La crise, ce n’est pas les autres

La crise, ce n’est pas les autres

par K. Selim, Le Quotidien d’Oran, 23 février 2009

Même si son système bancaire est totalement déconnecté d’un système financier en crise, l’économie algérienne n’est pas déconnectée du reste du monde. On peut dire que dans le cas de l’économie algérienne, pratiquement réduite à l’exportation des hydrocarbures, la dépendance à l’égard de l’évolution du marché international est totale. On a entendu au moment du début de la crise financière des discours lénifiants affirmant que l’Algérie était à l’abri. On ne l’entend plus et c’est tant mieux. L’état de l’économie mondiale est suffisamment inquiétant pour ne plus autoriser ce genre de discours béats. Quand un pays n’a pas une économie diversifiée, n’exporte que du pétrole et du gaz et importe pratiquement tout le reste, il ne faut pas être économiste pour comprendre que la crise nous concerne directement.
※ ※ ※
ÉNONCÉ - Reproduisez fidèlement le passage de l'extrait sur la crise allant de « Même si son » jusqu'à « nous concerne directement. ».

DONNÉES SOURCES -
※ ※ ※
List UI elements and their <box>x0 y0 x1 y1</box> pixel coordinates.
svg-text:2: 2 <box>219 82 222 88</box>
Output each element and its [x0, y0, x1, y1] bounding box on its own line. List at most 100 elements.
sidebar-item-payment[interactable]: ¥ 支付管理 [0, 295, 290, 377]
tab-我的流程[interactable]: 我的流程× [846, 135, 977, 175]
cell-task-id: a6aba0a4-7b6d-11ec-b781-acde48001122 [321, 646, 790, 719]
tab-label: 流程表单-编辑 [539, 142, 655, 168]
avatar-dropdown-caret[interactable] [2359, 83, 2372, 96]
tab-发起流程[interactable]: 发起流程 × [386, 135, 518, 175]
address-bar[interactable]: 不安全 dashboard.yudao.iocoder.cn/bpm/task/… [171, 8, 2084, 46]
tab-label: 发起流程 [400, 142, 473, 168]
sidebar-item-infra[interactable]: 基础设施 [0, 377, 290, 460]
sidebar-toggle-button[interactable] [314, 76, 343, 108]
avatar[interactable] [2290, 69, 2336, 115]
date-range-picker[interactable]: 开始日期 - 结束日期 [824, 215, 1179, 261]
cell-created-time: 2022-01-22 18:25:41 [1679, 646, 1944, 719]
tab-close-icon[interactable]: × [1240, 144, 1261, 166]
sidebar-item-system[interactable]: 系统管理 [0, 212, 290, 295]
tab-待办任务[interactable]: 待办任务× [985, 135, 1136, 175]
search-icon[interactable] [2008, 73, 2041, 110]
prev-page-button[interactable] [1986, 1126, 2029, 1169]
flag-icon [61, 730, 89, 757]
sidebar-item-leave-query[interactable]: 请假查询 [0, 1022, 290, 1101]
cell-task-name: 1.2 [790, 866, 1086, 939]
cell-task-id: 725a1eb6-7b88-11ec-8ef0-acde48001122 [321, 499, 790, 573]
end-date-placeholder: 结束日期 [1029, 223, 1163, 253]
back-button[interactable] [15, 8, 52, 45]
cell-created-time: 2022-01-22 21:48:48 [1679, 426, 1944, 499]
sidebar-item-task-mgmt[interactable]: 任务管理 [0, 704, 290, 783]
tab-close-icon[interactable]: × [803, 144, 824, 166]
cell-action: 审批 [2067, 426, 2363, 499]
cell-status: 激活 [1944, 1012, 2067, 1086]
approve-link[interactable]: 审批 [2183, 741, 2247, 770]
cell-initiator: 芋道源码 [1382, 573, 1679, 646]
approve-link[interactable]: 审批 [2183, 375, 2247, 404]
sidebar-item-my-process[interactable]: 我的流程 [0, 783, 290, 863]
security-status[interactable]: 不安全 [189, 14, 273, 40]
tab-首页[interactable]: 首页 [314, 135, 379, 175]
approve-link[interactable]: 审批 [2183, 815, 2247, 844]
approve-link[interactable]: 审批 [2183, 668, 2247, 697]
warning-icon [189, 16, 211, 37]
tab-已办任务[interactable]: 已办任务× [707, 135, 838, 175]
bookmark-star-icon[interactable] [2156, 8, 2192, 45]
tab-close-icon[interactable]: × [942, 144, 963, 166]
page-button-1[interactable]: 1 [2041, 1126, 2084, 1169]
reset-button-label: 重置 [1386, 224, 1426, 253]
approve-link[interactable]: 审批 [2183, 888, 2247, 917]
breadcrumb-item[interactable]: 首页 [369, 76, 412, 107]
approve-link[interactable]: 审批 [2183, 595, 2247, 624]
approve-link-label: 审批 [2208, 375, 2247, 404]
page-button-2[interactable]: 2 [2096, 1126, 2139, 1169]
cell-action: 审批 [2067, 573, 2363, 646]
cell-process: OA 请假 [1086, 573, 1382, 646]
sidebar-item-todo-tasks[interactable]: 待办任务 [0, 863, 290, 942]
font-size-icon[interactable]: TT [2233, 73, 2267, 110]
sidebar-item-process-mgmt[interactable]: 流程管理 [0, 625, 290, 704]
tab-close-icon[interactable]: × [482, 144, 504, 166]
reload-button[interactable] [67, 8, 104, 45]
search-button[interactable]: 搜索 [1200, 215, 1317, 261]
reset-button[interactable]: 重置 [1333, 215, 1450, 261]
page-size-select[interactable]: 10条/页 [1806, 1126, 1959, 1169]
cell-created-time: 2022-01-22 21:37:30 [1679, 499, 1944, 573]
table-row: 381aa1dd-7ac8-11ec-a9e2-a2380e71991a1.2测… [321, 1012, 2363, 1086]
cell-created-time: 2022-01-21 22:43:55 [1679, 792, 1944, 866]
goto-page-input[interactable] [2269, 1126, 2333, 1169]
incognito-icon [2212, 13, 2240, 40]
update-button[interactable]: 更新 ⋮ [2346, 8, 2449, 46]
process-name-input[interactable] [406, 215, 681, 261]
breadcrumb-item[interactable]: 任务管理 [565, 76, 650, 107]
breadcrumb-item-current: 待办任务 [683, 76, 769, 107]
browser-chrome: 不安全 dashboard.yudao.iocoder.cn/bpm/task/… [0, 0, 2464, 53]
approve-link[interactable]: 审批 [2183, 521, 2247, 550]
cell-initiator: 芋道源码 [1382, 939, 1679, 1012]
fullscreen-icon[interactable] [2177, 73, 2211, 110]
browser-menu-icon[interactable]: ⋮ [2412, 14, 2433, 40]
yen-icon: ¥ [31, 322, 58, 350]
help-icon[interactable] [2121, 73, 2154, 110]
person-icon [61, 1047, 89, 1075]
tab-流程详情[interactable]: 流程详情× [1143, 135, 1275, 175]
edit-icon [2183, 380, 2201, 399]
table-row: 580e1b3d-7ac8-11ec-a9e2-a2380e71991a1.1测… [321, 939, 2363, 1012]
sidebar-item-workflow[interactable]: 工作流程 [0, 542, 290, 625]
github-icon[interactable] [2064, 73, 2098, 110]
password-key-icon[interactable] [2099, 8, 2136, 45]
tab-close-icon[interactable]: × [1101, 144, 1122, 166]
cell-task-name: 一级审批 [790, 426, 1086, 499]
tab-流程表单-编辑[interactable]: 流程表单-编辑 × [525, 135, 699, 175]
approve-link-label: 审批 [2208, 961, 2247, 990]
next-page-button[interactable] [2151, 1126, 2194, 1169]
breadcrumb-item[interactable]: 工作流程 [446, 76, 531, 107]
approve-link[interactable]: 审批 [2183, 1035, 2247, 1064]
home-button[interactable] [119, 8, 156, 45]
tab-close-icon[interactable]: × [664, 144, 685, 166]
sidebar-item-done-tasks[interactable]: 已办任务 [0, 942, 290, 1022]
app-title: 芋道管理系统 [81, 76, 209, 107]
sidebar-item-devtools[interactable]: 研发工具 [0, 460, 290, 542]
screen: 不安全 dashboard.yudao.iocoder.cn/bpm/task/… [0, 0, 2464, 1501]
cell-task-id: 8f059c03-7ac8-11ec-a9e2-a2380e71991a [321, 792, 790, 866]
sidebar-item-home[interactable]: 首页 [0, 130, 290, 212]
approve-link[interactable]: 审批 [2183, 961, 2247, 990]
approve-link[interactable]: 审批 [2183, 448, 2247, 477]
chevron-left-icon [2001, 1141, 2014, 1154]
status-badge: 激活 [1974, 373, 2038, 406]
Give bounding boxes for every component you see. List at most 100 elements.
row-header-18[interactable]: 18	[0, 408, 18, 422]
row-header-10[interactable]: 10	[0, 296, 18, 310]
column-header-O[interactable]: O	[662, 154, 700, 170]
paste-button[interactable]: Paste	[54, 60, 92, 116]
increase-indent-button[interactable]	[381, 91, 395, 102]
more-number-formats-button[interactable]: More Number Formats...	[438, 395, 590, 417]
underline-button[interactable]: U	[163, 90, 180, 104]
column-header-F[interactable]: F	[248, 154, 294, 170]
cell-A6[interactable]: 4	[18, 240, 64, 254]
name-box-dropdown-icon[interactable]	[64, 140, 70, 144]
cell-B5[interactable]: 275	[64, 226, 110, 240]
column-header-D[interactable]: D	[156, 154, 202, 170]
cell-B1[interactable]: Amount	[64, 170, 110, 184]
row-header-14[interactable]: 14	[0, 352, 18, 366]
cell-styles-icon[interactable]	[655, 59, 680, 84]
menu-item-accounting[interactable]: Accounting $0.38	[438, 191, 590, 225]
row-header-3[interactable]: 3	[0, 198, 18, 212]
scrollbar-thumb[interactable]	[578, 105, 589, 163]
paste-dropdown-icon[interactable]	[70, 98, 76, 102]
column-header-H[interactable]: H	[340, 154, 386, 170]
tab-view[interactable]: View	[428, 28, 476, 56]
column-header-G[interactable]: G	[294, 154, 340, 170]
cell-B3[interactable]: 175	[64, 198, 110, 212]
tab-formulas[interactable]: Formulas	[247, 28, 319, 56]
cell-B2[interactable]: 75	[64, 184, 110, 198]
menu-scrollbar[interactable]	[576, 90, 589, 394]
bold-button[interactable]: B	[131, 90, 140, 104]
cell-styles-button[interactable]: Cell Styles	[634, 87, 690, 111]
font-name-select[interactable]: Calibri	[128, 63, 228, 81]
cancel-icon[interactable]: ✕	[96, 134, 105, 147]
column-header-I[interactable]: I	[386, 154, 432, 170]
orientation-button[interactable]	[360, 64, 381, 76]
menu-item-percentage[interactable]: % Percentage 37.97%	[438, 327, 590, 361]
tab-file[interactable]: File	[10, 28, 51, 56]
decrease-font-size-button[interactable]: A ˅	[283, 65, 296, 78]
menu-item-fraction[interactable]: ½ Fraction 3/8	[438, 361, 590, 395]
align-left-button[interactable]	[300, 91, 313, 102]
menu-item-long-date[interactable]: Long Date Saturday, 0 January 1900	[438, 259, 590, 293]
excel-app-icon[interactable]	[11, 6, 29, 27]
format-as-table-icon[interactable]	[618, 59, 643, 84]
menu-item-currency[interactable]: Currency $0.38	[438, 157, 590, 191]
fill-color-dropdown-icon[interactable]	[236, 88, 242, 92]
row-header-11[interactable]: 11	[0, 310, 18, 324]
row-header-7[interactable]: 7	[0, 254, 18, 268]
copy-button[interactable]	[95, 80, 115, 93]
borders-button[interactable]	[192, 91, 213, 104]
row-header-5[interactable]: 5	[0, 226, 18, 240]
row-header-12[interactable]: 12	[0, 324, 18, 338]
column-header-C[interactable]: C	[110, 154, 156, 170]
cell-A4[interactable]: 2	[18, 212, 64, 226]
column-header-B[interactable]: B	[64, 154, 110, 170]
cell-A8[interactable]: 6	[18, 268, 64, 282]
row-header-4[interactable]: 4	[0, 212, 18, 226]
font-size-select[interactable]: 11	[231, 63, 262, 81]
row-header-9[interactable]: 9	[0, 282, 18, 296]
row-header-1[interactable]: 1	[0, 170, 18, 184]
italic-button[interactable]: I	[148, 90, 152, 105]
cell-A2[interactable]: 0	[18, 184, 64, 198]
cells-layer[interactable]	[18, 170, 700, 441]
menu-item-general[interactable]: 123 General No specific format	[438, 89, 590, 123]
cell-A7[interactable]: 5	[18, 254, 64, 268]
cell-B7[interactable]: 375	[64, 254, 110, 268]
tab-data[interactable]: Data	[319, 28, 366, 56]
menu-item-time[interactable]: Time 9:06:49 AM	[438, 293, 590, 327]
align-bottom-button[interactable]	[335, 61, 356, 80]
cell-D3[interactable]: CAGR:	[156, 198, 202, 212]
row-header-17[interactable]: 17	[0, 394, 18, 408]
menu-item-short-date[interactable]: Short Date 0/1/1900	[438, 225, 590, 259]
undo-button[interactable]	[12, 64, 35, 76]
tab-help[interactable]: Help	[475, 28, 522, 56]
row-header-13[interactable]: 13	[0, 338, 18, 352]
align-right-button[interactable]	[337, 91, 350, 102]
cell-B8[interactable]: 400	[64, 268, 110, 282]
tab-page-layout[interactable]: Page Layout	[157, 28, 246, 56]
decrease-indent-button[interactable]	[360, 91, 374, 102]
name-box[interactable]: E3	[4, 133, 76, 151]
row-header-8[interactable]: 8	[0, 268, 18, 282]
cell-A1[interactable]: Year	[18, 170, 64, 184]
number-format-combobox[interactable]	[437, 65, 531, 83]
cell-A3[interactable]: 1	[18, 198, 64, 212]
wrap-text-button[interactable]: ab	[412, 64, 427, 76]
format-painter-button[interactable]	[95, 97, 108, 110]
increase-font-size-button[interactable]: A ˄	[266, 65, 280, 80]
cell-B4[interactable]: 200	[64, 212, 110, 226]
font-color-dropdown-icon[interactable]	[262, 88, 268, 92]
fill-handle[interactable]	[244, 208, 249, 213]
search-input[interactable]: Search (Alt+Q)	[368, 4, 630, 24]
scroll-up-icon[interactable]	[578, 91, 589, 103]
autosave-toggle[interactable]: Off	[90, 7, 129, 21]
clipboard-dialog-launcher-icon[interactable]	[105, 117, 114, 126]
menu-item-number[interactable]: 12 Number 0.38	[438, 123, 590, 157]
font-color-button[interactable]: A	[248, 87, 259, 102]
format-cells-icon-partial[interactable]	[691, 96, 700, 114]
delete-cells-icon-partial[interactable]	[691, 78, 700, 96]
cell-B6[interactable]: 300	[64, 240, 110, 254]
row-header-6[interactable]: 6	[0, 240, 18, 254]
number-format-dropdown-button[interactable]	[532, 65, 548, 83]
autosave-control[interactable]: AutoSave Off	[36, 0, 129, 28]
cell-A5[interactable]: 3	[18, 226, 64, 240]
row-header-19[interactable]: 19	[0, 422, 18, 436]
※ ※ ※
RÉSULTAT OBTENU -
Même si son système bancaire est totalement déconnecté d’un système financier en crise, l’économie algérienne n’est pas déconnectée du reste du monde. On peut dire que dans le cas de l’économie algérienne, pratiquement réduite à l’exportation des hydrocarbures, la dépendance à l’égard de l’évolution du marché international est totale. On a entendu au moment du début de la crise financière des discours lénifiants affirmant que l’Algérie était à l’abri. On ne l’entend plus et c’est tant mieux. L’état de l’économie mondiale est suffisamment inquiétant pour ne plus autoriser ce genre de discours béats. Quand un pays n’a pas une économie diversifiée, n’exporte que du pétrole et du gaz et importe pratiquement tout le reste, il ne faut pas être économiste pour comprendre que la crise nous concerne directement.